• **Your objective**: Copy out all the records exactly.

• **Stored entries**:
## BEGIN

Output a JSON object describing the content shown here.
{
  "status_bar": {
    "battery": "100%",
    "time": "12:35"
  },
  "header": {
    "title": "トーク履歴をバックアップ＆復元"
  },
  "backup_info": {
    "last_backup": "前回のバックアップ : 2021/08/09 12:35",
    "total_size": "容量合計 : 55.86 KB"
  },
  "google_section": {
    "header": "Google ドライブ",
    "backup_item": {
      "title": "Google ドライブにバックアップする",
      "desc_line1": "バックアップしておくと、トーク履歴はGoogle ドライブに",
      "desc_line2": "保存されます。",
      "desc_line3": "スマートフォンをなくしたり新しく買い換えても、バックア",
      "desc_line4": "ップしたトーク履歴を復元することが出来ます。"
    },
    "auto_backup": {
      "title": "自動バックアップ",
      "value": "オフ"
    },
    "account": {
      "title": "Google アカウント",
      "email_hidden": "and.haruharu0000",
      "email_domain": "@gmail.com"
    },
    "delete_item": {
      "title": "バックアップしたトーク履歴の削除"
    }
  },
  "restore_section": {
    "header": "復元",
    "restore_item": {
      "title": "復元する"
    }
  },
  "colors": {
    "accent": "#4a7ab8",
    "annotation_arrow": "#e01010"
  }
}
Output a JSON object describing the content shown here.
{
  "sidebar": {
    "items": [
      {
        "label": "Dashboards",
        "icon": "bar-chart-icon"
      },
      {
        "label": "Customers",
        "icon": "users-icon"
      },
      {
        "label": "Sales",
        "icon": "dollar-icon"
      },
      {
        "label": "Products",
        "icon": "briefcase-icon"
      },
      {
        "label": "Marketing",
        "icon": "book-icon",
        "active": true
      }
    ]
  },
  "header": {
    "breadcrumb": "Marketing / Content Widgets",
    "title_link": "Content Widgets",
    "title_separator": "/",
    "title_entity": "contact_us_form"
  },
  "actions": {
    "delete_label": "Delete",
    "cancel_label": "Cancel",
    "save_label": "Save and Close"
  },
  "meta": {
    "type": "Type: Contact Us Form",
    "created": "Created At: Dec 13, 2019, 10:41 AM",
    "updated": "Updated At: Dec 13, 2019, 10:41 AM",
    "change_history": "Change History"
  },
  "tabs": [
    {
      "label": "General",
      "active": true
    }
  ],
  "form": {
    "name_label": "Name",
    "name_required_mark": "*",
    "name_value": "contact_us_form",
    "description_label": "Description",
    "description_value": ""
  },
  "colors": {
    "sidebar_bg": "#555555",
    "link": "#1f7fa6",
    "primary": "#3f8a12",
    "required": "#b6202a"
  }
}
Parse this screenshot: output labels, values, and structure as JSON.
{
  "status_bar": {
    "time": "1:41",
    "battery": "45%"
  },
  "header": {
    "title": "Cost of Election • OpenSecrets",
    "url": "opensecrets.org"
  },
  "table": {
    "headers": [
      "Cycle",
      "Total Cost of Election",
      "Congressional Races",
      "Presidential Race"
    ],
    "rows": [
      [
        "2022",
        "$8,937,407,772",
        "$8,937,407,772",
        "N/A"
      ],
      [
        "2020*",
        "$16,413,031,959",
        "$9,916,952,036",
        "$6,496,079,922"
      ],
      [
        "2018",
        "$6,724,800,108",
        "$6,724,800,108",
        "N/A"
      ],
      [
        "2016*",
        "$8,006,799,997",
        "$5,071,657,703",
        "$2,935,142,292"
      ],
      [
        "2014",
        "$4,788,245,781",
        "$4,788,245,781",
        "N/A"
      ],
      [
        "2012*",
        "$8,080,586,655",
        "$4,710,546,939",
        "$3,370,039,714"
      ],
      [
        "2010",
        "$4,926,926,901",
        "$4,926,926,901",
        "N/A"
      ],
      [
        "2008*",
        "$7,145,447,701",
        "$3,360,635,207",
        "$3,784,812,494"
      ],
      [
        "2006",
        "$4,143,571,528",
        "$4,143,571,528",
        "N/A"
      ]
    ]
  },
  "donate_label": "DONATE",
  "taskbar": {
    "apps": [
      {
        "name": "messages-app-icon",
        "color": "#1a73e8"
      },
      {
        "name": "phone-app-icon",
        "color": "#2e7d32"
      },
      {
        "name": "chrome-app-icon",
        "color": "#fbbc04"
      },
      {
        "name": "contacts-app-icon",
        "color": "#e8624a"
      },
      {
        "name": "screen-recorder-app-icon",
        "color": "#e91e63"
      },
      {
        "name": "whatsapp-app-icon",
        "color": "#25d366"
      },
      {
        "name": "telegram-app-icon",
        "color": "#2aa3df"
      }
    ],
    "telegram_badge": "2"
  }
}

## END

• **Output of the task**:
Output a JSON object describing the content shown here.
{
  "status_bar": {
    "battery": "100%",
    "time": "12:35"
  },
  "header": {
    "title": "トーク履歴をバックアップ＆復元"
  },
  "backup_info": {
    "last_backup": "前回のバックアップ : 2021/08/09 12:35",
    "total_size": "容量合計 : 55.86 KB"
  },
  "google_section": {
    "header": "Google ドライブ",
    "backup_item": {
      "title": "Google ドライブにバックアップする",
      "desc_line1": "バックアップしておくと、トーク履歴はGoogle ドライブに",
      "desc_line2": "保存されます。",
      "desc_line3": "スマートフォンをなくしたり新しく買い換えても、バックア",
      "desc_line4": "ップしたトーク履歴を復元することが出来ます。"
    },
    "auto_backup": {
      "title": "自動バックアップ",
      "value": "オフ"
    },
    "account": {
      "title": "Google アカウント",
      "email_hidden": "and.haruharu0000",
      "email_domain": "@gmail.com"
    },
    "delete_item": {
      "title": "バックアップしたトーク履歴の削除"
    }
  },
  "restore_section": {
    "header": "復元",
    "restore_item": {
      "title": "復元する"
    }
  },
  "colors": {
    "accent": "#4a7ab8",
    "annotation_arrow": "#e01010"
  }
}
Output a JSON object describing the content shown here.
{
  "sidebar": {
    "items": [
      {
        "label": "Dashboards",
        "icon": "bar-chart-icon"
      },
      {
        "label": "Customers",
        "icon": "users-icon"
      },
      {
        "label": "Sales",
        "icon": "dollar-icon"
      },
      {
        "label": "Products",
        "icon": "briefcase-icon"
      },
      {
        "label": "Marketing",
        "icon": "book-icon",
        "active": true
      }
    ]
  },
  "header": {
    "breadcrumb": "Marketing / Content Widgets",
    "title_link": "Content Widgets",
    "title_separator": "/",
    "title_entity": "contact_us_form"
  },
  "actions": {
    "delete_label": "Delete",
    "cancel_label": "Cancel",
    "save_label": "Save and Close"
  },
  "meta": {
    "type": "Type: Contact Us Form",
    "created": "Created At: Dec 13, 2019, 10:41 AM",
    "updated": "Updated At: Dec 13, 2019, 10:41 AM",
    "change_history": "Change History"
  },
  "tabs": [
    {
      "label": "General",
      "active": true
    }
  ],
  "form": {
    "name_label": "Name",
    "name_required_mark": "*",
    "name_value": "contact_us_form",
    "description_label": "Description",
    "description_value": ""
  },
  "colors": {
    "sidebar_bg": "#555555",
    "link": "#1f7fa6",
    "primary": "#3f8a12",
    "required": "#b6202a"
  }
}
Parse this screenshot: output labels, values, and structure as JSON.
{
  "status_bar": {
    "time": "1:41",
    "battery": "45%"
  },
  "header": {
    "title": "Cost of Election • OpenSecrets",
    "url": "opensecrets.org"
  },
  "table": {
    "headers": [
      "Cycle",
      "Total Cost of Election",
      "Congressional Races",
      "Presidential Race"
    ],
    "rows": [
      [
        "2022",
        "$8,937,407,772",
        "$8,937,407,772",
        "N/A"
      ],
      [
        "2020*",
        "$16,413,031,959",
        "$9,916,952,036",
        "$6,496,079,922"
      ],
      [
        "2018",
        "$6,724,800,108",
        "$6,724,800,108",
        "N/A"
      ],
      [
        "2016*",
        "$8,006,799,997",
        "$5,071,657,703",
        "$2,935,142,292"
      ],
      [
        "2014",
        "$4,788,245,781",
        "$4,788,245,781",
        "N/A"
      ],
      [
        "2012*",
        "$8,080,586,655",
        "$4,710,546,939",
        "$3,370,039,714"
      ],
      [
        "2010",
        "$4,926,926,901",
        "$4,926,926,901",
        "N/A"
      ],
      [
        "2008*",
        "$7,145,447,701",
        "$3,360,635,207",
        "$3,784,812,494"
      ],
      [
        "2006",
        "$4,143,571,528",
        "$4,143,571,528",
        "N/A"
      ]
    ]
  },
  "donate_label": "DONATE",
  "taskbar": {
    "apps": [
      {
        "name": "messages-app-icon",
        "color": "#1a73e8"
      },
      {
        "name": "phone-app-icon",
        "color": "#2e7d32"
      },
      {
        "name": "chrome-app-icon",
        "color": "#fbbc04"
      },
      {
        "name": "contacts-app-icon",
        "color": "#e8624a"
      },
      {
        "name": "screen-recorder-app-icon",
        "color": "#e91e63"
      },
      {
        "name": "whatsapp-app-icon",
        "color": "#25d366"
      },
      {
        "name": "telegram-app-icon",
        "color": "#2aa3df"
      }
    ],
    "telegram_badge": "2"
  }
}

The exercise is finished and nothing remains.